Goal:
Return each entry exactly, with none missing.

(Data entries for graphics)
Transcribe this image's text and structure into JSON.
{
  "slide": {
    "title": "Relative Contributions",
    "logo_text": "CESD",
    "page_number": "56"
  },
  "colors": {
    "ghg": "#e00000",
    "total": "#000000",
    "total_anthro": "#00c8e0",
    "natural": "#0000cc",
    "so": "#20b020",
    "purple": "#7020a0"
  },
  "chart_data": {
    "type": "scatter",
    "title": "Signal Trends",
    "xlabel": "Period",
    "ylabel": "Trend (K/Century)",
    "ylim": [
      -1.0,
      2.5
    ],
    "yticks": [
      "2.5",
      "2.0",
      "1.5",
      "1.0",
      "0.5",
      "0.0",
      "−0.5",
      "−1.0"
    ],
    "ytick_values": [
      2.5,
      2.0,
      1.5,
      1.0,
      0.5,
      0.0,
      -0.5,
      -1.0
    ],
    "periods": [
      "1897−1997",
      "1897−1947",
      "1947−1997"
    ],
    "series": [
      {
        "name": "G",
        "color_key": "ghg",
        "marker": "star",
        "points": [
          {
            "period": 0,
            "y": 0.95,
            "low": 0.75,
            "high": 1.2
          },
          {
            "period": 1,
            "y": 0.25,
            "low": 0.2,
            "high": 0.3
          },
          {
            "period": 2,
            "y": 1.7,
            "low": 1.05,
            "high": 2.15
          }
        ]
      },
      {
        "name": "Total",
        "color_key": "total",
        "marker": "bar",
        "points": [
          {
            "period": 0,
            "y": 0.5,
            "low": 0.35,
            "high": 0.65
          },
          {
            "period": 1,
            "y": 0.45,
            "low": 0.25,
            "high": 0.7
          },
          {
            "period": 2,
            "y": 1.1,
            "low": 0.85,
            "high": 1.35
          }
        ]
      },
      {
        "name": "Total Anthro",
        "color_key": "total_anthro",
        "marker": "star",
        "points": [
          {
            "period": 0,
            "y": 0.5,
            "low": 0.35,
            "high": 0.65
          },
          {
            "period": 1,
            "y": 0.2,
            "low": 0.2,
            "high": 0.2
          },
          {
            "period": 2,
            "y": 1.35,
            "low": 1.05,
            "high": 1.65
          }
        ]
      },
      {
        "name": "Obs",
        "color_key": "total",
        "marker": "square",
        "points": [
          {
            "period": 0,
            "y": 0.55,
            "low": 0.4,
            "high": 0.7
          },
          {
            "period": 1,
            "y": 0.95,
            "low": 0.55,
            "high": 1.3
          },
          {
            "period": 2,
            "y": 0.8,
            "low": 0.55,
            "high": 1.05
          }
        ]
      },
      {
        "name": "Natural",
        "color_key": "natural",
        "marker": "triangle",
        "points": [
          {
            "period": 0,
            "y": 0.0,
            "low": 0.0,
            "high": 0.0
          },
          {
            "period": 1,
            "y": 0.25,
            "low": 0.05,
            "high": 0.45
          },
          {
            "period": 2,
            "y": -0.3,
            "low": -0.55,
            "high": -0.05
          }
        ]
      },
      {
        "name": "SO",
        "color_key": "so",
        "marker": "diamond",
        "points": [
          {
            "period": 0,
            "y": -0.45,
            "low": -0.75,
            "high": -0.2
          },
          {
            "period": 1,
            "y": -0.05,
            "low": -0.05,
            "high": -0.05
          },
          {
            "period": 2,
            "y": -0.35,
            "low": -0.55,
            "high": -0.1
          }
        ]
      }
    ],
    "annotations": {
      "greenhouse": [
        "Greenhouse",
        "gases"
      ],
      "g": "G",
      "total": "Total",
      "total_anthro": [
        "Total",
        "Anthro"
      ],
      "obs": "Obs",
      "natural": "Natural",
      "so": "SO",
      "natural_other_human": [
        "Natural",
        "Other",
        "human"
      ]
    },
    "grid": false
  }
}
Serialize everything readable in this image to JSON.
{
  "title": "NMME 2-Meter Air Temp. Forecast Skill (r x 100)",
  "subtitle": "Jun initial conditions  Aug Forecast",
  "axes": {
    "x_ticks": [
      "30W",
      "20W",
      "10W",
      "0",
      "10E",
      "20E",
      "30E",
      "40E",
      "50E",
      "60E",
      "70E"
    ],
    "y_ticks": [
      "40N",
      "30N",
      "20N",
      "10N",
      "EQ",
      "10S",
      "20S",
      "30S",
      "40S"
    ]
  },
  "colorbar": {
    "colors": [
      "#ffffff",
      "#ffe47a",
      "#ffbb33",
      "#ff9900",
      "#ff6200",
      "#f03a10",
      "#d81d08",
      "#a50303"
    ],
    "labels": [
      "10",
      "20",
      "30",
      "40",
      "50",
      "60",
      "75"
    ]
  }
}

Finished exercise:
Transcribe this image's text and structure into JSON.
{
  "slide": {
    "title": "Relative Contributions",
    "logo_text": "CESD",
    "page_number": "56"
  },
  "colors": {
    "ghg": "#e00000",
    "total": "#000000",
    "total_anthro": "#00c8e0",
    "natural": "#0000cc",
    "so": "#20b020",
    "purple": "#7020a0"
  },
  "chart_data": {
    "type": "scatter",
    "title": "Signal Trends",
    "xlabel": "Period",
    "ylabel": "Trend (K/Century)",
    "ylim": [
      -1.0,
      2.5
    ],
    "yticks": [
      "2.5",
      "2.0",
      "1.5",
      "1.0",
      "0.5",
      "0.0",
      "−0.5",
      "−1.0"
    ],
    "ytick_values": [
      2.5,
      2.0,
      1.5,
      1.0,
      0.5,
      0.0,
      -0.5,
      -1.0
    ],
    "periods": [
      "1897−1997",
      "1897−1947",
      "1947−1997"
    ],
    "series": [
      {
        "name": "G",
        "color_key": "ghg",
        "marker": "star",
        "points": [
          {
            "period": 0,
            "y": 0.95,
            "low": 0.75,
            "high": 1.2
          },
          {
            "period": 1,
            "y": 0.25,
            "low": 0.2,
            "high": 0.3
          },
          {
            "period": 2,
            "y": 1.7,
            "low": 1.05,
            "high": 2.15
          }
        ]
      },
      {
        "name": "Total",
        "color_key": "total",
        "marker": "bar",
        "points": [
          {
            "period": 0,
            "y": 0.5,
            "low": 0.35,
            "high": 0.65
          },
          {
            "period": 1,
            "y": 0.45,
            "low": 0.25,
            "high": 0.7
          },
          {
            "period": 2,
            "y": 1.1,
            "low": 0.85,
            "high": 1.35
          }
        ]
      },
      {
        "name": "Total Anthro",
        "color_key": "total_anthro",
        "marker": "star",
        "points": [
          {
            "period": 0,
            "y": 0.5,
            "low": 0.35,
            "high": 0.65
          },
          {
            "period": 1,
            "y": 0.2,
            "low": 0.2,
            "high": 0.2
          },
          {
            "period": 2,
            "y": 1.35,
            "low": 1.05,
            "high": 1.65
          }
        ]
      },
      {
        "name": "Obs",
        "color_key": "total",
        "marker": "square",
        "points": [
          {
            "period": 0,
            "y": 0.55,
            "low": 0.4,
            "high": 0.7
          },
          {
            "period": 1,
            "y": 0.95,
            "low": 0.55,
            "high": 1.3
          },
          {
            "period": 2,
            "y": 0.8,
            "low": 0.55,
            "high": 1.05
          }
        ]
      },
      {
        "name": "Natural",
        "color_key": "natural",
        "marker": "triangle",
        "points": [
          {
            "period": 0,
            "y": 0.0,
            "low": 0.0,
            "high": 0.0
          },
          {
            "period": 1,
            "y": 0.25,
            "low": 0.05,
            "high": 0.45
          },
          {
            "period": 2,
            "y": -0.3,
            "low": -0.55,
            "high": -0.05
          }
        ]
      },
      {
        "name": "SO",
        "color_key": "so",
        "marker": "diamond",
        "points": [
          {
            "period": 0,
            "y": -0.45,
            "low": -0.75,
            "high": -0.2
          },
          {
            "period": 1,
            "y": -0.05,
            "low": -0.05,
            "high": -0.05
          },
          {
            "period": 2,
            "y": -0.35,
            "low": -0.55,
            "high": -0.1
          }
        ]
      }
    ],
    "annotations": {
      "greenhouse": [
        "Greenhouse",
        "gases"
      ],
      "g": "G",
      "total": "Total",
      "total_anthro": [
        "Total",
        "Anthro"
      ],
      "obs": "Obs",
      "natural": "Natural",
      "so": "SO",
      "natural_other_human": [
        "Natural",
        "Other",
        "human"
      ]
    },
    "grid": false
  }
}
Serialize everything readable in this image to JSON.
{
  "title": "NMME 2-Meter Air Temp. Forecast Skill (r x 100)",
  "subtitle": "Jun initial conditions  Aug Forecast",
  "axes": {
    "x_ticks": [
      "30W",
      "20W",
      "10W",
      "0",
      "10E",
      "20E",
      "30E",
      "40E",
      "50E",
      "60E",
      "70E"
    ],
    "y_ticks": [
      "40N",
      "30N",
      "20N",
      "10N",
      "EQ",
      "10S",
      "20S",
      "30S",
      "40S"
    ]
  },
  "colorbar": {
    "colors": [
      "#ffffff",
      "#ffe47a",
      "#ffbb33",
      "#ff9900",
      "#ff6200",
      "#f03a10",
      "#d81d08",
      "#a50303"
    ],
    "labels": [
      "10",
      "20",
      "30",
      "40",
      "50",
      "60",
      "75"
    ]
  }
}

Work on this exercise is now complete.